INSTRUCTIONS FOR THE TASK:
Transcribe all data verbatim. Skip the pictures.

□ □ □ □ □

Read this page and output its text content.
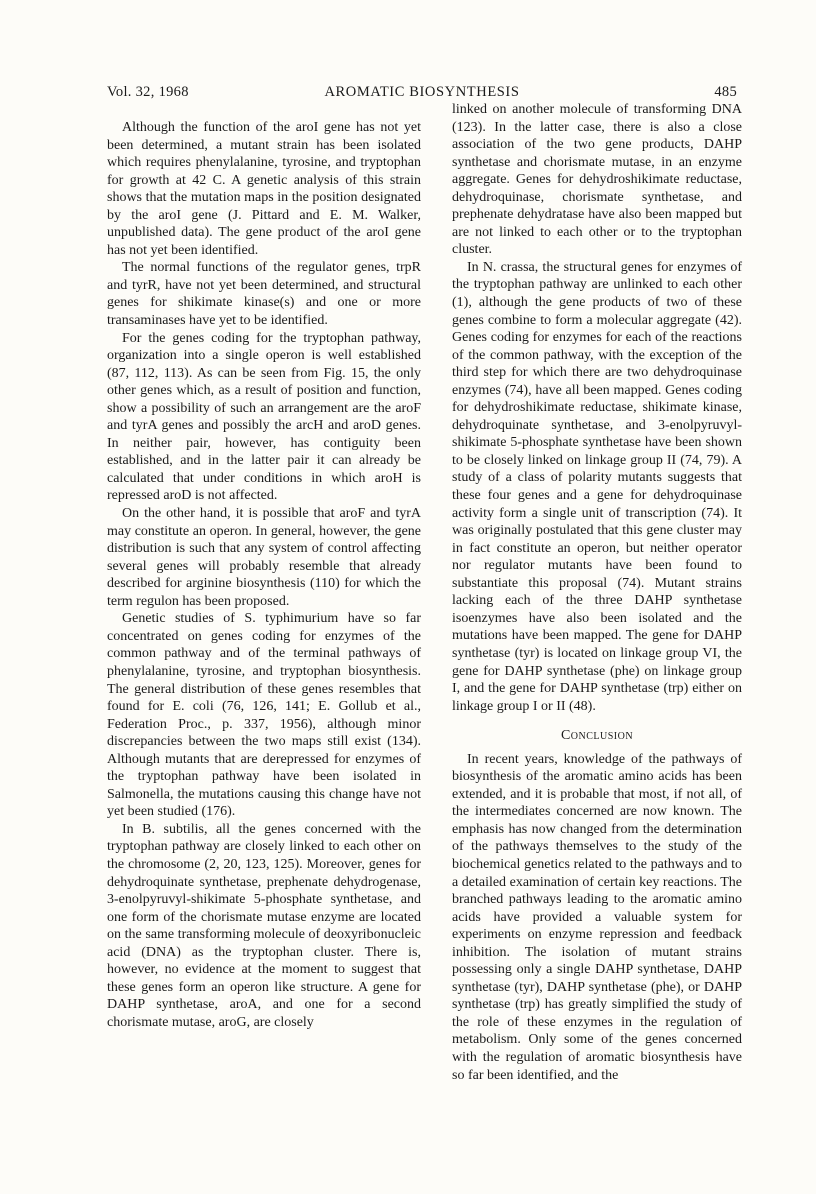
Vol. 32, 1968	AROMATIC BIOSYNTHESIS	485

Although the function of the aroI gene has not yet been determined, a mutant strain has been isolated which requires phenylalanine, tyrosine, and tryptophan for growth at 42 C. A genetic analysis of this strain shows that the mutation maps in the position designated by the aroI gene (J. Pittard and E. M. Walker, unpublished data). The gene product of the aroI gene has not yet been identified.

The normal functions of the regulator genes, trpR and tyrR, have not yet been determined, and structural genes for shikimate kinase(s) and one or more transaminases have yet to be identified.

For the genes coding for the tryptophan pathway, organization into a single operon is well established (87, 112, 113). As can be seen from Fig. 15, the only other genes which, as a result of position and function, show a possibility of such an arrangement are the aroF and tyrA genes and possibly the arcH and aroD genes. In neither pair, however, has contiguity been established, and in the latter pair it can already be calculated that under conditions in which aroH is repressed aroD is not affected.

On the other hand, it is possible that aroF and tyrA may constitute an operon. In general, however, the gene distribution is such that any system of control affecting several genes will probably resemble that already described for arginine biosynthesis (110) for which the term regulon has been proposed.

Genetic studies of S. typhimurium have so far concentrated on genes coding for enzymes of the common pathway and of the terminal pathways of phenylalanine, tyrosine, and tryptophan biosynthesis. The general distribution of these genes resembles that found for E. coli (76, 126, 141; E. Gollub et al., Federation Proc., p. 337, 1956), although minor discrepancies between the two maps still exist (134). Although mutants that are derepressed for enzymes of the tryptophan pathway have been isolated in Salmonella, the mutations causing this change have not yet been studied (176).

In B. subtilis, all the genes concerned with the tryptophan pathway are closely linked to each other on the chromosome (2, 20, 123, 125). Moreover, genes for dehydroquinate synthetase, prephenate dehydrogenase, 3-enolpyruvyl-shikimate 5-phosphate synthetase, and one form of the chorismate mutase enzyme are located on the same transforming molecule of deoxyribonucleic acid (DNA) as the tryptophan cluster. There is, however, no evidence at the moment to suggest that these genes form an operon like structure. A gene for DAHP synthetase, aroA, and one for a second chorismate mutase, aroG, are closely

linked on another molecule of transforming DNA (123). In the latter case, there is also a close association of the two gene products, DAHP synthetase and chorismate mutase, in an enzyme aggregate. Genes for dehydroshikimate reductase, dehydroquinase, chorismate synthetase, and prephenate dehydratase have also been mapped but are not linked to each other or to the tryptophan cluster.

In N. crassa, the structural genes for enzymes of the tryptophan pathway are unlinked to each other (1), although the gene products of two of these genes combine to form a molecular aggregate (42). Genes coding for enzymes for each of the reactions of the common pathway, with the exception of the third step for which there are two dehydroquinase enzymes (74), have all been mapped. Genes coding for dehydroshikimate reductase, shikimate kinase, dehydroquinate synthetase, and 3-enolpyruvyl-shikimate 5-phosphate synthetase have been shown to be closely linked on linkage group II (74, 79). A study of a class of polarity mutants suggests that these four genes and a gene for dehydroquinase activity form a single unit of transcription (74). It was originally postulated that this gene cluster may in fact constitute an operon, but neither operator nor regulator mutants have been found to substantiate this proposal (74). Mutant strains lacking each of the three DAHP synthetase isoenzymes have also been isolated and the mutations have been mapped. The gene for DAHP synthetase (tyr) is located on linkage group VI, the gene for DAHP synthetase (phe) on linkage group I, and the gene for DAHP synthetase (trp) either on linkage group I or II (48).

Conclusion

In recent years, knowledge of the pathways of biosynthesis of the aromatic amino acids has been extended, and it is probable that most, if not all, of the intermediates concerned are now known. The emphasis has now changed from the determination of the pathways themselves to the study of the biochemical genetics related to the pathways and to a detailed examination of certain key reactions. The branched pathways leading to the aromatic amino acids have provided a valuable system for experiments on enzyme repression and feedback inhibition. The isolation of mutant strains possessing only a single DAHP synthetase, DAHP synthetase (tyr), DAHP synthetase (phe), or DAHP synthetase (trp) has greatly simplified the study of the role of these enzymes in the regulation of metabolism. Only some of the genes concerned with the regulation of aromatic biosynthesis have so far been identified, and the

□ □ □ □ □

RESULT OF THE TASK:
Read this page and output its text content.
Vol. 32, 1968	AROMATIC BIOSYNTHESIS	485

Although the function of the aroI gene has not yet been determined, a mutant strain has been isolated which requires phenylalanine, tyrosine, and tryptophan for growth at 42 C. A genetic analysis of this strain shows that the mutation maps in the position designated by the aroI gene (J. Pittard and E. M. Walker, unpublished data). The gene product of the aroI gene has not yet been identified.

The normal functions of the regulator genes, trpR and tyrR, have not yet been determined, and structural genes for shikimate kinase(s) and one or more transaminases have yet to be identified.

For the genes coding for the tryptophan pathway, organization into a single operon is well established (87, 112, 113). As can be seen from Fig. 15, the only other genes which, as a result of position and function, show a possibility of such an arrangement are the aroF and tyrA genes and possibly the arcH and aroD genes. In neither pair, however, has contiguity been established, and in the latter pair it can already be calculated that under conditions in which aroH is repressed aroD is not affected.

On the other hand, it is possible that aroF and tyrA may constitute an operon. In general, however, the gene distribution is such that any system of control affecting several genes will probably resemble that already described for arginine biosynthesis (110) for which the term regulon has been proposed.

Genetic studies of S. typhimurium have so far concentrated on genes coding for enzymes of the common pathway and of the terminal pathways of phenylalanine, tyrosine, and tryptophan biosynthesis. The general distribution of these genes resembles that found for E. coli (76, 126, 141; E. Gollub et al., Federation Proc., p. 337, 1956), although minor discrepancies between the two maps still exist (134). Although mutants that are derepressed for enzymes of the tryptophan pathway have been isolated in Salmonella, the mutations causing this change have not yet been studied (176).

In B. subtilis, all the genes concerned with the tryptophan pathway are closely linked to each other on the chromosome (2, 20, 123, 125). Moreover, genes for dehydroquinate synthetase, prephenate dehydrogenase, 3-enolpyruvyl-shikimate 5-phosphate synthetase, and one form of the chorismate mutase enzyme are located on the same transforming molecule of deoxyribonucleic acid (DNA) as the tryptophan cluster. There is, however, no evidence at the moment to suggest that these genes form an operon like structure. A gene for DAHP synthetase, aroA, and one for a second chorismate mutase, aroG, are closely

linked on another molecule of transforming DNA (123). In the latter case, there is also a close association of the two gene products, DAHP synthetase and chorismate mutase, in an enzyme aggregate. Genes for dehydroshikimate reductase, dehydroquinase, chorismate synthetase, and prephenate dehydratase have also been mapped but are not linked to each other or to the tryptophan cluster.

In N. crassa, the structural genes for enzymes of the tryptophan pathway are unlinked to each other (1), although the gene products of two of these genes combine to form a molecular aggregate (42). Genes coding for enzymes for each of the reactions of the common pathway, with the exception of the third step for which there are two dehydroquinase enzymes (74), have all been mapped. Genes coding for dehydroshikimate reductase, shikimate kinase, dehydroquinate synthetase, and 3-enolpyruvyl-shikimate 5-phosphate synthetase have been shown to be closely linked on linkage group II (74, 79). A study of a class of polarity mutants suggests that these four genes and a gene for dehydroquinase activity form a single unit of transcription (74). It was originally postulated that this gene cluster may in fact constitute an operon, but neither operator nor regulator mutants have been found to substantiate this proposal (74). Mutant strains lacking each of the three DAHP synthetase isoenzymes have also been isolated and the mutations have been mapped. The gene for DAHP synthetase (tyr) is located on linkage group VI, the gene for DAHP synthetase (phe) on linkage group I, and the gene for DAHP synthetase (trp) either on linkage group I or II (48).

Conclusion

In recent years, knowledge of the pathways of biosynthesis of the aromatic amino acids has been extended, and it is probable that most, if not all, of the intermediates concerned are now known. The emphasis has now changed from the determination of the pathways themselves to the study of the biochemical genetics related to the pathways and to a detailed examination of certain key reactions. The branched pathways leading to the aromatic amino acids have provided a valuable system for experiments on enzyme repression and feedback inhibition. The isolation of mutant strains possessing only a single DAHP synthetase, DAHP synthetase (tyr), DAHP synthetase (phe), or DAHP synthetase (trp) has greatly simplified the study of the role of these enzymes in the regulation of metabolism. Only some of the genes concerned with the regulation of aromatic biosynthesis have so far been identified, and the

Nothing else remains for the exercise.